--- begin Extracted data ---
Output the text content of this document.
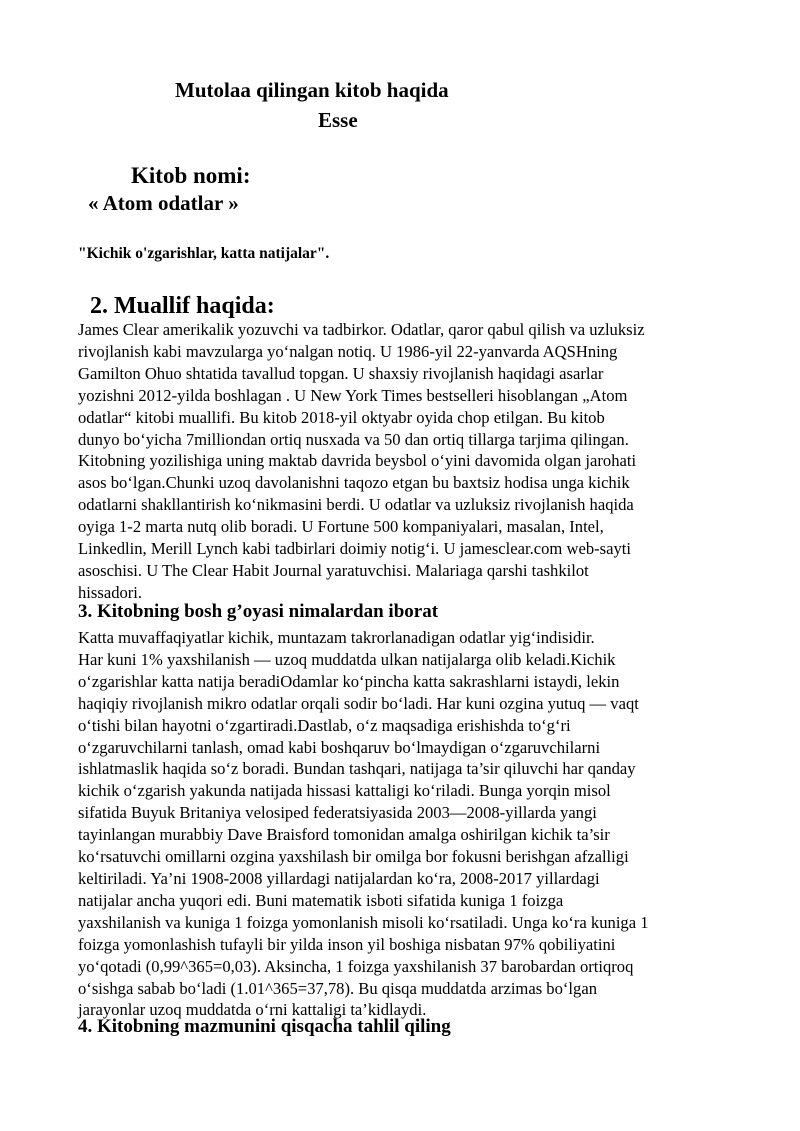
Mutolaa qilingan kitob haqida
Esse
Kitob nomi:
« Atom odatlar »
"Kichik o'zgarishlar, katta natijalar".
2. Muallif haqida:
James Clear amerikalik yozuvchi va tadbirkor. Odatlar, qaror qabul qilish va uzluksiz
rivojlanish kabi mavzularga yo‘nalgan notiq. U 1986-yil 22-yanvarda AQSHning
Gamilton Ohuo shtatida tavallud topgan. U shaxsiy rivojlanish haqidagi asarlar
yozishni 2012-yilda boshlagan . U New York Times bestselleri hisoblangan „Atom
odatlar“ kitobi muallifi. Bu kitob 2018-yil oktyabr oyida chop etilgan. Bu kitob
dunyo bo‘yicha 7milliondan ortiq nusxada va 50 dan ortiq tillarga tarjima qilingan.
Kitobning yozilishiga uning maktab davrida beysbol o‘yini davomida olgan jarohati
asos bo‘lgan.Chunki uzoq davolanishni taqozo etgan bu baxtsiz hodisa unga kichik
odatlarni shakllantirish ko‘nikmasini berdi. U odatlar va uzluksiz rivojlanish haqida
oyiga 1-2 marta nutq olib boradi. U Fortune 500 kompaniyalari, masalan, Intel,
Linkedlin, Merill Lynch kabi tadbirlari doimiy notig‘i. U jamesclear.com web-sayti
asoschisi. U The Clear Habit Journal yaratuvchisi. Malariaga qarshi tashkilot
hissadori.
3. Kitobning bosh g’oyasi nimalardan iborat
Katta muvaffaqiyatlar kichik, muntazam takrorlanadigan odatlar yig‘indisidir.
Har kuni 1% yaxshilanish — uzoq muddatda ulkan natijalarga olib keladi.Kichik
o‘zgarishlar katta natija beradiOdamlar ko‘pincha katta sakrashlarni istaydi, lekin
haqiqiy rivojlanish mikro odatlar orqali sodir bo‘ladi. Har kuni ozgina yutuq — vaqt
o‘tishi bilan hayotni o‘zgartiradi.Dastlab, o‘z maqsadiga erishishda to‘g‘ri
o‘zgaruvchilarni tanlash, omad kabi boshqaruv bo‘lmaydigan o‘zgaruvchilarni
ishlatmaslik haqida so‘z boradi. Bundan tashqari, natijaga ta’sir qiluvchi har qanday
kichik o‘zgarish yakunda natijada hissasi kattaligi ko‘riladi. Bunga yorqin misol
sifatida Buyuk Britaniya velosiped federatsiyasida 2003—2008-yillarda yangi
tayinlangan murabbiy Dave Braisford tomonidan amalga oshirilgan kichik ta’sir
ko‘rsatuvchi omillarni ozgina yaxshilash bir omilga bor fokusni berishgan afzalligi
keltiriladi. Ya’ni 1908-2008 yillardagi natijalardan ko‘ra, 2008-2017 yillardagi
natijalar ancha yuqori edi. Buni matematik isboti sifatida kuniga 1 foizga
yaxshilanish va kuniga 1 foizga yomonlanish misoli ko‘rsatiladi. Unga ko‘ra kuniga 1
foizga yomonlashish tufayli bir yilda inson yil boshiga nisbatan 97% qobiliyatini
yo‘qotadi (0,99^365=0,03). Aksincha, 1 foizga yaxshilanish 37 barobardan ortiqroq
o‘sishga sabab bo‘ladi (1.01^365=37,78). Bu qisqa muddatda arzimas bo‘lgan
jarayonlar uzoq muddatda o‘rni kattaligi ta’kidlaydi.
4. Kitobning mazmunini qisqacha tahlil qiling
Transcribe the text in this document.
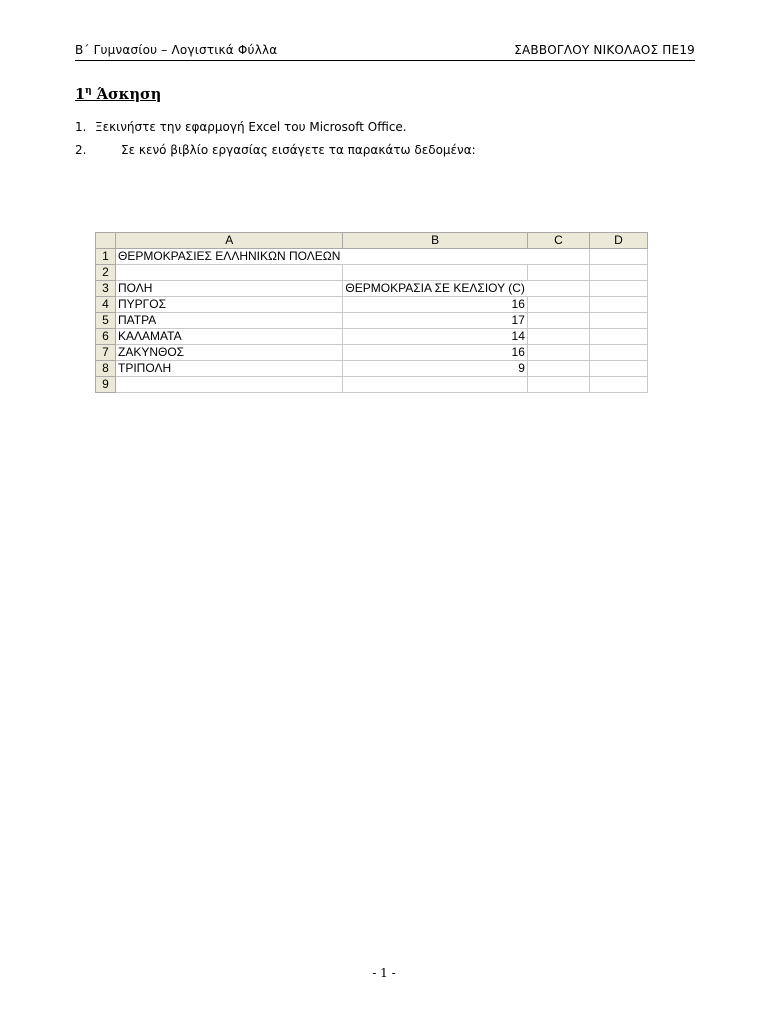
Β΄ Γυμνασίου – Λογιστικά Φύλλα	ΣΑΒΒΟΓΛΟΥ ΝΙΚΟΛΑΟΣ ΠΕ19
$1^\eta$ Άσκηση
1. Ξεκινήστε την εφαρμογή Excel του Microsoft Office.
2.	Σε κενό βιβλίο εργασίας εισάγετε τα παρακάτω δεδομένα:
	A	B	C	D
1	ΘΕΡΜΟΚΡΑΣΙΕΣ ΕΛΛΗΝΙΚΩΝ ΠΟΛΕΩΝ			
2				
3	ΠΟΛΗ	ΘΕΡΜΟΚΡΑΣΙΑ ΣΕ ΚΕΛΣΙΟΥ (C)		
4	ΠΥΡΓΟΣ	16		
5	ΠΑΤΡΑ	17		
6	ΚΑΛΑΜΑΤΑ	14		
7	ΖΑΚΥΝΘΟΣ	16		
8	ΤΡΙΠΟΛΗ	9		
9				
- 1 -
--- end Extracted data ---
▸ Stated problem:
Using the entries above, return each line that includes the word "yaxshilanish".

▸ Exercise response:
Har kuni 1% yaxshilanish — uzoq muddatda ulkan natijalarga olib keladi.Kichik
yaxshilanish va kuniga 1 foizga yomonlanish misoli ko‘rsatiladi. Unga ko‘ra kuniga 1
yo‘qotadi (0,99^365=0,03). Aksincha, 1 foizga yaxshilanish 37 barobardan ortiqroq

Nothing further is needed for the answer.